Review the listing and copy each line that holds the word "Durumda".

== == ==

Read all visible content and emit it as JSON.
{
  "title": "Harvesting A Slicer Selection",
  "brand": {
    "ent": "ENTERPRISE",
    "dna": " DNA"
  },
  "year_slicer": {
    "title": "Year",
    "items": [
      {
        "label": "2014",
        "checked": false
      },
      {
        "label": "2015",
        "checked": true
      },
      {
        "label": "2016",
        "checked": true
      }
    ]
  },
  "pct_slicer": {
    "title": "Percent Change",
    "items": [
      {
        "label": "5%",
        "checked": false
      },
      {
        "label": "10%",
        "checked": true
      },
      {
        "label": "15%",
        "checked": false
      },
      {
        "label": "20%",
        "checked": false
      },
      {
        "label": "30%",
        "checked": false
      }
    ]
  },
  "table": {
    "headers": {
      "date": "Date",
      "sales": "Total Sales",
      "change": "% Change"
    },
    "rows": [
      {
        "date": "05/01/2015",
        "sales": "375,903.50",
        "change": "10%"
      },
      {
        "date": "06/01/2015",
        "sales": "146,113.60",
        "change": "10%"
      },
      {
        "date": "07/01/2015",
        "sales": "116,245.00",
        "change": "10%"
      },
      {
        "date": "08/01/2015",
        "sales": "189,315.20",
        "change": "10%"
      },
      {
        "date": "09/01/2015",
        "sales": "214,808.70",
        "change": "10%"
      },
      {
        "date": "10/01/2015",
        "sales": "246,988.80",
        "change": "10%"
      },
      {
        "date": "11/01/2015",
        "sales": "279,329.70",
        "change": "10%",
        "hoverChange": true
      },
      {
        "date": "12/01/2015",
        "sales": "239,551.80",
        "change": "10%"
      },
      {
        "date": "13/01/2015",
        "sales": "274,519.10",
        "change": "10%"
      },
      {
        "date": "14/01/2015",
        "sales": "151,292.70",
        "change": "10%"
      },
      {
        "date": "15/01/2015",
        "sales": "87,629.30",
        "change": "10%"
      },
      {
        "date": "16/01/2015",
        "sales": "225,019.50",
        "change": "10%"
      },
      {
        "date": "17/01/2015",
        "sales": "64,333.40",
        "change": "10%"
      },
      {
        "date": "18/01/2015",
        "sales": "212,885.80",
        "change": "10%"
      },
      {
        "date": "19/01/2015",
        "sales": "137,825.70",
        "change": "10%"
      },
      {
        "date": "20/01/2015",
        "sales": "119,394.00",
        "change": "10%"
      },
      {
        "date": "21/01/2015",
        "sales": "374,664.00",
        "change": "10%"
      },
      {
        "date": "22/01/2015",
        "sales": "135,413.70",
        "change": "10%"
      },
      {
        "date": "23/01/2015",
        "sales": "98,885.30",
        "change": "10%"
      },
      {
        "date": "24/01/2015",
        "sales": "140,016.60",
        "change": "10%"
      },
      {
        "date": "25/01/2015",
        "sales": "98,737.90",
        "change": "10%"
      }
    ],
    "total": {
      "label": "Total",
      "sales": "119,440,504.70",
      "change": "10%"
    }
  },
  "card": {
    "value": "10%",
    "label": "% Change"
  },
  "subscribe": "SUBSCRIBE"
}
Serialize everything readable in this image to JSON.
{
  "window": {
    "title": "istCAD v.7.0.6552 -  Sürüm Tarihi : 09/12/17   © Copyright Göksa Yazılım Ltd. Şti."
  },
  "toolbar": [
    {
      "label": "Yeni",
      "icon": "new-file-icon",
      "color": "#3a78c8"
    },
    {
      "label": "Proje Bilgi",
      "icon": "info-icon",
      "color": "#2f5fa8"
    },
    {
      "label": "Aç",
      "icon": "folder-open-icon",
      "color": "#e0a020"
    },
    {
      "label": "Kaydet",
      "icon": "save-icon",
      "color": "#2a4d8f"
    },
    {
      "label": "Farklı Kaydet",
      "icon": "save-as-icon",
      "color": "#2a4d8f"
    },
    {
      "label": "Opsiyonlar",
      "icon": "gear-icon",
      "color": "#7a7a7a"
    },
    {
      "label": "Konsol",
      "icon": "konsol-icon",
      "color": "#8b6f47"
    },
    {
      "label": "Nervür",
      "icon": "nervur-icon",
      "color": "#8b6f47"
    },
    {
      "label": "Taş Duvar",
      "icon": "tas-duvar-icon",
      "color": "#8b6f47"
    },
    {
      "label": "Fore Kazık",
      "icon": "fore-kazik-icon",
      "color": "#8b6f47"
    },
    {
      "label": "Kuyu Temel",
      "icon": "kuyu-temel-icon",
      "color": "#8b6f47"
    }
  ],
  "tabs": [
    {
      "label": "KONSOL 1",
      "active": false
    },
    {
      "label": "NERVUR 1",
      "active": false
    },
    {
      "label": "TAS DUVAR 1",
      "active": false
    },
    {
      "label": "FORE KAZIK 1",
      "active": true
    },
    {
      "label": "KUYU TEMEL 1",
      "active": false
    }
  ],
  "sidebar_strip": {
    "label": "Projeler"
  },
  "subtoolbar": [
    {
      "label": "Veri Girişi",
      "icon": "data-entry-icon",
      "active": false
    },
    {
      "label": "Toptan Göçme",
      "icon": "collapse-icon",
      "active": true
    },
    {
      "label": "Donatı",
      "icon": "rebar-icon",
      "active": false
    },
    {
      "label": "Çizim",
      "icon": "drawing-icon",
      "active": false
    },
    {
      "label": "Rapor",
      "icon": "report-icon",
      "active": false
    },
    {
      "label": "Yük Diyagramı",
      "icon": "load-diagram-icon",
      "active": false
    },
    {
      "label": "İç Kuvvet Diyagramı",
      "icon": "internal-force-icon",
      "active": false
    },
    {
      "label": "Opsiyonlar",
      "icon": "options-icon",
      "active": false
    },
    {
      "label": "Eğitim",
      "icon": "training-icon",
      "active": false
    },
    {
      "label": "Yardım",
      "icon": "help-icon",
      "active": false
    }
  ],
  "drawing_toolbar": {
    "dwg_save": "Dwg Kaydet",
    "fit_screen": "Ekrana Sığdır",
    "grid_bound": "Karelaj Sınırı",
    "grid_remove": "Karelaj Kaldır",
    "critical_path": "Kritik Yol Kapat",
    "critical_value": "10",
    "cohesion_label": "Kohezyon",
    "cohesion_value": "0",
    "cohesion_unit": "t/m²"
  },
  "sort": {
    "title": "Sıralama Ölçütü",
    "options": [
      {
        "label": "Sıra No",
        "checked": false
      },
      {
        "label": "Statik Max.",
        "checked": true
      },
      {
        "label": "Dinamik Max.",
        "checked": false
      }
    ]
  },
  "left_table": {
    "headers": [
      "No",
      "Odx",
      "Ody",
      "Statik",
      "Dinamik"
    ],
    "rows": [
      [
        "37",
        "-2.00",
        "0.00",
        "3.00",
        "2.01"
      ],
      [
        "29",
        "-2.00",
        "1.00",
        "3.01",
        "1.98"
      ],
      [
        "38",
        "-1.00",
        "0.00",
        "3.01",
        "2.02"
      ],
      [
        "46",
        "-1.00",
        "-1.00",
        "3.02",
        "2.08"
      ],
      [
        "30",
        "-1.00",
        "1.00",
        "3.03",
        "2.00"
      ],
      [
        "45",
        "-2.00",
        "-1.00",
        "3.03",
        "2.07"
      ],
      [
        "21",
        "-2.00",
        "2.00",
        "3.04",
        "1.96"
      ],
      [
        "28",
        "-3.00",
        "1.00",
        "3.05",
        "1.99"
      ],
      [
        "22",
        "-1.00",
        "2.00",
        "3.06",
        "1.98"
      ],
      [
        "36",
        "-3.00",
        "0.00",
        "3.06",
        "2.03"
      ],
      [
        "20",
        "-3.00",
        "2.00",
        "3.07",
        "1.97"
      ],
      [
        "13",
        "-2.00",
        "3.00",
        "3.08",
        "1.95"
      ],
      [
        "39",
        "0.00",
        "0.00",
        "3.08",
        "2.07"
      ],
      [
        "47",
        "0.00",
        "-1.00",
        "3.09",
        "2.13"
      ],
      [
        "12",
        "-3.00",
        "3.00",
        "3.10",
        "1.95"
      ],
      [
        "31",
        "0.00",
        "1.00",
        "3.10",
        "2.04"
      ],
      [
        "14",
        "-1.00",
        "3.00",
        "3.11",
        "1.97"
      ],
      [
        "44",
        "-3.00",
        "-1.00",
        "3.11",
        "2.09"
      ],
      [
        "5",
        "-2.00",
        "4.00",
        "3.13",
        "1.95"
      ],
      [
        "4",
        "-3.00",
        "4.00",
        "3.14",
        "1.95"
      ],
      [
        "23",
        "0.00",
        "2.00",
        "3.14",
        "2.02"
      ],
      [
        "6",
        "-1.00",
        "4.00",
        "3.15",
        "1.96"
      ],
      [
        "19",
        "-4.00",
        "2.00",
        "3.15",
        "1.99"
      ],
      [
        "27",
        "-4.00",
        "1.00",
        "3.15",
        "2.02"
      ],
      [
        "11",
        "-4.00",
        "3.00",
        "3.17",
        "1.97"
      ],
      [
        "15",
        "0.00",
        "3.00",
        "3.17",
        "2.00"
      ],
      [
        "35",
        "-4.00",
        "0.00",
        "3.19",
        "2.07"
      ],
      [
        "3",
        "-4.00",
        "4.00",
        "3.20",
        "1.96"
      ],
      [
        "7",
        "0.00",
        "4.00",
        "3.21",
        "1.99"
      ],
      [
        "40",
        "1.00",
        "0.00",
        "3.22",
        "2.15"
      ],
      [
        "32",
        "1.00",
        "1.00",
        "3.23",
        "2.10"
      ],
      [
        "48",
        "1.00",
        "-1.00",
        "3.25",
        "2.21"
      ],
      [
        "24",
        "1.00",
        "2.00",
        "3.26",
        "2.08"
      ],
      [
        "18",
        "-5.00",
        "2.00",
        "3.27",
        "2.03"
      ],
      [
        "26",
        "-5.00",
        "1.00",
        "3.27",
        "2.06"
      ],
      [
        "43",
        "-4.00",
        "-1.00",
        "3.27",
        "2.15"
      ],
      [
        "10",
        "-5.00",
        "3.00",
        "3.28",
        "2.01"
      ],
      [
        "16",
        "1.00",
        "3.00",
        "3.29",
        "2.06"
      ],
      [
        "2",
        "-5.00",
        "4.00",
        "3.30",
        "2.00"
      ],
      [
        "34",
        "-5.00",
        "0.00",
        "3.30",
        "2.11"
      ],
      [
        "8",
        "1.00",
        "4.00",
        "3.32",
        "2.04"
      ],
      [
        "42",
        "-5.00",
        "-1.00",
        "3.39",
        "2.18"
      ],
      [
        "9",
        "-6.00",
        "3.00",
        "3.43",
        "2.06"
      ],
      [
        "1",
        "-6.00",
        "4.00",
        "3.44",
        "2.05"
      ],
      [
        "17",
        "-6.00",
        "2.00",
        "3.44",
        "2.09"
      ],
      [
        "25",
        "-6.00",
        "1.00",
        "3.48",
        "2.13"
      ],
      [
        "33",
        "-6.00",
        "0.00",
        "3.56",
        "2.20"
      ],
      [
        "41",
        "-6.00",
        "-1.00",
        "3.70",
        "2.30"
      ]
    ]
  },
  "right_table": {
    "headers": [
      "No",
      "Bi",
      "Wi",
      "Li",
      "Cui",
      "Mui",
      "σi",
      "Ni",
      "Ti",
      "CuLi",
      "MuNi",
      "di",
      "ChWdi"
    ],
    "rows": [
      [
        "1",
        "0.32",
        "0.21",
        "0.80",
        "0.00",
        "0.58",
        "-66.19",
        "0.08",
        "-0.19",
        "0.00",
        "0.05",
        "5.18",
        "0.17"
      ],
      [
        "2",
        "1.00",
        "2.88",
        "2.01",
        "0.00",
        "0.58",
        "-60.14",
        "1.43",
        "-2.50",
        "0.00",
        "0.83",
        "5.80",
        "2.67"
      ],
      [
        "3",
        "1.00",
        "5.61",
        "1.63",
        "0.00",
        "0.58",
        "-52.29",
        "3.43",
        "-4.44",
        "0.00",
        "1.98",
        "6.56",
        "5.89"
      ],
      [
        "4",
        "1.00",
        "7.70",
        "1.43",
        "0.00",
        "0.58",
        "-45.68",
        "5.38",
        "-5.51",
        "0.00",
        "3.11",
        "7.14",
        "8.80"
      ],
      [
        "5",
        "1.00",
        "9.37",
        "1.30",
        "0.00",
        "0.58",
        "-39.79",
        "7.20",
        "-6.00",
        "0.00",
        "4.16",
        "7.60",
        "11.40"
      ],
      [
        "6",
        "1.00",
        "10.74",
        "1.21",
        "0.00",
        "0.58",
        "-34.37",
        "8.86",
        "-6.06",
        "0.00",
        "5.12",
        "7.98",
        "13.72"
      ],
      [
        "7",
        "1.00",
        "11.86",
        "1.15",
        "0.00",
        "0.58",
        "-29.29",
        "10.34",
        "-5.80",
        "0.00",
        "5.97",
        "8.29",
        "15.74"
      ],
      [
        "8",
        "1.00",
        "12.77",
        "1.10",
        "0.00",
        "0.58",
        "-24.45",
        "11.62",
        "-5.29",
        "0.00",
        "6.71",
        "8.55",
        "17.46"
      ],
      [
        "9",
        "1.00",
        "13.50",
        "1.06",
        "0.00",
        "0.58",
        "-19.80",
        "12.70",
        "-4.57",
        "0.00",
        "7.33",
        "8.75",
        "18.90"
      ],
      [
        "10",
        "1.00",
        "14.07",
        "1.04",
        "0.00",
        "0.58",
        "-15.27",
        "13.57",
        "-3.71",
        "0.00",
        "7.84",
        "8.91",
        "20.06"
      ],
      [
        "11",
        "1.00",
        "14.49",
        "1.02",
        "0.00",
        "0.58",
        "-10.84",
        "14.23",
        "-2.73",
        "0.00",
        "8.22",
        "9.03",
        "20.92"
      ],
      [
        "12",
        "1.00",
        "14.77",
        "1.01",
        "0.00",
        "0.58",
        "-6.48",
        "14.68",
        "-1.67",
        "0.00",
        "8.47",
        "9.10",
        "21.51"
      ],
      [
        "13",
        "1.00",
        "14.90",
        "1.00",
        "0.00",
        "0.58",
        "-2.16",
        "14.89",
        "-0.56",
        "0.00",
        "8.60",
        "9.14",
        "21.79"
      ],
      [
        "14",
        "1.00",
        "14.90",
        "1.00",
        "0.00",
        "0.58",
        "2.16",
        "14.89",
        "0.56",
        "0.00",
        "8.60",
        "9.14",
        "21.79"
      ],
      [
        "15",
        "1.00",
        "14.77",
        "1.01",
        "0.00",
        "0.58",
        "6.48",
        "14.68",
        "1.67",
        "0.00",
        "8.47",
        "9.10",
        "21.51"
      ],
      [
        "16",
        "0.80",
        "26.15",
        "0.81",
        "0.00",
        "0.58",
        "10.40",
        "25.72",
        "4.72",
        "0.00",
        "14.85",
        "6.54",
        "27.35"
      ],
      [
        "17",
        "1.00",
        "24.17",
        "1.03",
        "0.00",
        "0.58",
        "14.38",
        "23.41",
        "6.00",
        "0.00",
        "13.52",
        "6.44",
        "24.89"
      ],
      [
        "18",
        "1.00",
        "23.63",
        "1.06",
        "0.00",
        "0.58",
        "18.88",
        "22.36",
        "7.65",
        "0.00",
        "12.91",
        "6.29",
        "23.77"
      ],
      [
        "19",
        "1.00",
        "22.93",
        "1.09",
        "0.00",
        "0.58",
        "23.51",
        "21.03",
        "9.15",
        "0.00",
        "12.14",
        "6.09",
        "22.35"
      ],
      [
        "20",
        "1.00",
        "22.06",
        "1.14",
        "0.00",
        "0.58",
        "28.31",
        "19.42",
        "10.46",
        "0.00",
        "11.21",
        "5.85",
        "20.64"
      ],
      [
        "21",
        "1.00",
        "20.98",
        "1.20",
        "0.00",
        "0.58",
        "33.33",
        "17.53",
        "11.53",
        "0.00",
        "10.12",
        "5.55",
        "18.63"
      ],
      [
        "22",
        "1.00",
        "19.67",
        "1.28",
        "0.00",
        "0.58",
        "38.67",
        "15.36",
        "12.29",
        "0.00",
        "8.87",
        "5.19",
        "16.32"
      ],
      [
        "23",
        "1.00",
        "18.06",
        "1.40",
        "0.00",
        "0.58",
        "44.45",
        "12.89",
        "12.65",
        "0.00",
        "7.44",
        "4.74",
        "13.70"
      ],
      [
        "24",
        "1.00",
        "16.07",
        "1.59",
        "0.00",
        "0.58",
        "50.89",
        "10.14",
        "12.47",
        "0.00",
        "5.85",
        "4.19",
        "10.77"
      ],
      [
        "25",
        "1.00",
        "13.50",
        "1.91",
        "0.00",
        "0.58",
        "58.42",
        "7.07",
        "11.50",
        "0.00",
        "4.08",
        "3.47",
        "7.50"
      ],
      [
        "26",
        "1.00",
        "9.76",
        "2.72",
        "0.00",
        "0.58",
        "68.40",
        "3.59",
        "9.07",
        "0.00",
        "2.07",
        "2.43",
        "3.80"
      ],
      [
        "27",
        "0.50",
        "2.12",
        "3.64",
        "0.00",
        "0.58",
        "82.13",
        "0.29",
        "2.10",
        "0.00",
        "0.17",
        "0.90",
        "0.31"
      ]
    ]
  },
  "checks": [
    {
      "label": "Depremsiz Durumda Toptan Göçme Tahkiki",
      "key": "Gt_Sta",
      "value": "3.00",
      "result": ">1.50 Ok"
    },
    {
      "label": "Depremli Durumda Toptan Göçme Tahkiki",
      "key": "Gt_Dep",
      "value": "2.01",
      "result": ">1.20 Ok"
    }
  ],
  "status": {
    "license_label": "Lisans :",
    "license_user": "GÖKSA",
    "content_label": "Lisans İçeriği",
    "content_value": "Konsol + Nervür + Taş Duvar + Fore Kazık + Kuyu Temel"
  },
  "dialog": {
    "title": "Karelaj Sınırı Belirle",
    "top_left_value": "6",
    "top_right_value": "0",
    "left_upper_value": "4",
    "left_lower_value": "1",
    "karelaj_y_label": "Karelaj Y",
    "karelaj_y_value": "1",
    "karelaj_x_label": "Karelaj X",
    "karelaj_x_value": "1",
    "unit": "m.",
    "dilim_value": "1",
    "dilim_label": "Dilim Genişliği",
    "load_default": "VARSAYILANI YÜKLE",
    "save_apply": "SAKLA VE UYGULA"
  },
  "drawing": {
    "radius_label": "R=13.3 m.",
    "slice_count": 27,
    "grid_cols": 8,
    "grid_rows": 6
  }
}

== == ==

Final result =
      "label": "Depremsiz Durumda Toptan Göçme Tahkiki",
      "label": "Depremli Durumda Toptan Göçme Tahkiki",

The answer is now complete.